— Tasks to perform —
- 1) Answer these questions using the article on hedge funds shorting the market.
(a) On what date did the Federal Reserve make the hawkish shift mentioned in the article?
(b) Which Goldman Sachs analyst does the article cite?
(c) According to ZeroHedge, what have retail investors shown enthusiasm for?
- 2) Repeat the part of the article on hedge funds shorting the market between "Goldman Sachs: What" and "been quietly shorting.", inclusive.

— Excerpted passage —
***
Goldman Sachs: What does it mean that hedge funds are suddenly shorting the market in large numbers?
Goldman Sachs analyst John Marshall pointed out that the hawkish shift of the Federal Reserve on December 18 led to a sharp decline in financing spreads, and the sell-off through futures channels is still ongoing this week. This is similar to the situation in December 2021, indicating that U.S. stocks may face downside risks
Recently, the U.S. stock market has repeatedly hit new highs; however, a month ago, the market had already shown some unusual signs.
The financial blog ZeroHedge pointed out that the movements of institutions are contrary to those of retail investors. Retail investors have shown enthusiasm for chasing gains, while institutional investors (especially hedge funds) have been quietly shorting.
***
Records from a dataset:

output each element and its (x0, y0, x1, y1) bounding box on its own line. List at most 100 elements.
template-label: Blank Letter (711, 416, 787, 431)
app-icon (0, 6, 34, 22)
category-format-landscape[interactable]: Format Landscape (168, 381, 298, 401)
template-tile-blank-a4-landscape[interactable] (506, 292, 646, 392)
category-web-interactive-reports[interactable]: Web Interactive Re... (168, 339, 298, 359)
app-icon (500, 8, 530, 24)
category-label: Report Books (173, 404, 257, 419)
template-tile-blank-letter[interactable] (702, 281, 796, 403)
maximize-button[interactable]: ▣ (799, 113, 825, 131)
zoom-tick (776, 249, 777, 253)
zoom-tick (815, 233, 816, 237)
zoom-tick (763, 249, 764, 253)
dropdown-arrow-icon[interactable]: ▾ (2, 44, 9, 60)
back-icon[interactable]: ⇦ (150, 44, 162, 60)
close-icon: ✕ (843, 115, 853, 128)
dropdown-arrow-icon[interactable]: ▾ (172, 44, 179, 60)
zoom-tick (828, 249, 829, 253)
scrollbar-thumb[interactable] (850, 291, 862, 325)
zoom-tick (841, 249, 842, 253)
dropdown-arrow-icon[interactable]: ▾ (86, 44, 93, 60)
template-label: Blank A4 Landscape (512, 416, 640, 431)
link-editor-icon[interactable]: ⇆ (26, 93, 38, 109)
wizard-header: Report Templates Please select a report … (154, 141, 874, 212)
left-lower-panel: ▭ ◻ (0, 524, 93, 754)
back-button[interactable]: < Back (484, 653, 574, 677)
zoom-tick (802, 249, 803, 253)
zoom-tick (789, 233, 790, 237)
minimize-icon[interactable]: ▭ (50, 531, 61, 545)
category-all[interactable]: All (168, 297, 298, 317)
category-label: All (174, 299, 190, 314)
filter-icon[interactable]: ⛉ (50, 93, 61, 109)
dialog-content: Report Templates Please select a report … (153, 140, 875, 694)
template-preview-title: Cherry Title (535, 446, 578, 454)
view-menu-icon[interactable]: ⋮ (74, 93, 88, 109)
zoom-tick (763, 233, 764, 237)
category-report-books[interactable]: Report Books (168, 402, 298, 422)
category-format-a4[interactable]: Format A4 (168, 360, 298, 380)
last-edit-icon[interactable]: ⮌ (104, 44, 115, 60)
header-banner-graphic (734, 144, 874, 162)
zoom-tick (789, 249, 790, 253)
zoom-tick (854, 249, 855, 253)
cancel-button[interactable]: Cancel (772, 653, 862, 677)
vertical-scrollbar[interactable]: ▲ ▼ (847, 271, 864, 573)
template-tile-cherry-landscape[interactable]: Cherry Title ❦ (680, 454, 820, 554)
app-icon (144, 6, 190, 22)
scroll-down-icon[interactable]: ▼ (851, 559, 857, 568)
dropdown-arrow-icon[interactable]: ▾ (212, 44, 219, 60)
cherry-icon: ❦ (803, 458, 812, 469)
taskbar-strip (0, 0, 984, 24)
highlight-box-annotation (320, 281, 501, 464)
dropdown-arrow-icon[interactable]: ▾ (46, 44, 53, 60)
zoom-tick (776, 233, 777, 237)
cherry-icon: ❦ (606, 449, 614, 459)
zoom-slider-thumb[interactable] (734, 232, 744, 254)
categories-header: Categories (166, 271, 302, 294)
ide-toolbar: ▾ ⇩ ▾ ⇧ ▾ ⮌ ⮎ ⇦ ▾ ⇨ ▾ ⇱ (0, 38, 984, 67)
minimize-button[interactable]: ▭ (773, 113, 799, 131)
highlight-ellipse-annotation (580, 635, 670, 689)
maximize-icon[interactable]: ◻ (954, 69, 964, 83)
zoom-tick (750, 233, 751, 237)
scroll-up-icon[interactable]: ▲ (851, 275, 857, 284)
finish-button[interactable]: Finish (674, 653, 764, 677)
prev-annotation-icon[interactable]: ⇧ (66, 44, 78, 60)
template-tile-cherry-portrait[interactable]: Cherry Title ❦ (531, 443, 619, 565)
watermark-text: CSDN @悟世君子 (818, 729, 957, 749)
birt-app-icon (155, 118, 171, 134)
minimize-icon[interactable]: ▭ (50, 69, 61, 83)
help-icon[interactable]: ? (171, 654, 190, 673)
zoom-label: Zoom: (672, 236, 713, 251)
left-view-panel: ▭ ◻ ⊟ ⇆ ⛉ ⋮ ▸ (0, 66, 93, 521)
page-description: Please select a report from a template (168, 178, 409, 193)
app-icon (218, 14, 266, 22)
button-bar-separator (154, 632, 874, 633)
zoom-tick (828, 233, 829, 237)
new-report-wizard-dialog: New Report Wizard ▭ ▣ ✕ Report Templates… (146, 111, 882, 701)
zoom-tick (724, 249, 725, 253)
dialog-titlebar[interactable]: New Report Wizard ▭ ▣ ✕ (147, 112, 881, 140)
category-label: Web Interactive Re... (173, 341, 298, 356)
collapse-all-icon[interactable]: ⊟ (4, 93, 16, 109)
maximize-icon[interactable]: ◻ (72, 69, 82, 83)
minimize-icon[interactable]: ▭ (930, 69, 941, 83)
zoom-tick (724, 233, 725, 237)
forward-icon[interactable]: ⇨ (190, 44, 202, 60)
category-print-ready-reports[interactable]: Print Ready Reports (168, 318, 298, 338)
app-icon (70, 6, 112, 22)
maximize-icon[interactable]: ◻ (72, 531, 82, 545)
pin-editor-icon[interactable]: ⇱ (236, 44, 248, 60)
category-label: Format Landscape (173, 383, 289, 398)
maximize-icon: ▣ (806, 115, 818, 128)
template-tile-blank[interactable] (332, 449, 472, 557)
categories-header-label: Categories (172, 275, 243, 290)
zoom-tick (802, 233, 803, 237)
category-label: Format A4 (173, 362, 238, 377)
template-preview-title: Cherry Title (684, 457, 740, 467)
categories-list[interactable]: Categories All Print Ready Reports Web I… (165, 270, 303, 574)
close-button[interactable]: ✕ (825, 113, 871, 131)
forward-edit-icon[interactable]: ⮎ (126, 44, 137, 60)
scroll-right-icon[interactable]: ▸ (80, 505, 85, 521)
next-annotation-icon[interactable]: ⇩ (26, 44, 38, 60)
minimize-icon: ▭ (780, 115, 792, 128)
***
— Solutions to each task —
- 1)
(a) December 18
(b) John Marshall
(c) Chasing gains

- 2)
Goldman Sachs: What does it mean that hedge funds are suddenly shorting the market in large numbers?
Goldman Sachs analyst John Marshall pointed out that the hawkish shift of the Federal Reserve on December 18 led to a sharp decline in financing spreads, and the sell-off through futures channels is still ongoing this week. This is similar to the situation in December 2021, indicating that U.S. stocks may face downside risks
Recently, the U.S. stock market has repeatedly hit new highs; however, a month ago, the market had already shown some unusual signs.
The financial blog ZeroHedge pointed out that the movements of institutions are contrary to those of retail investors. Retail investors have shown enthusiasm for chasing gains, while institutional investors (especially hedge funds) have been quietly shorting.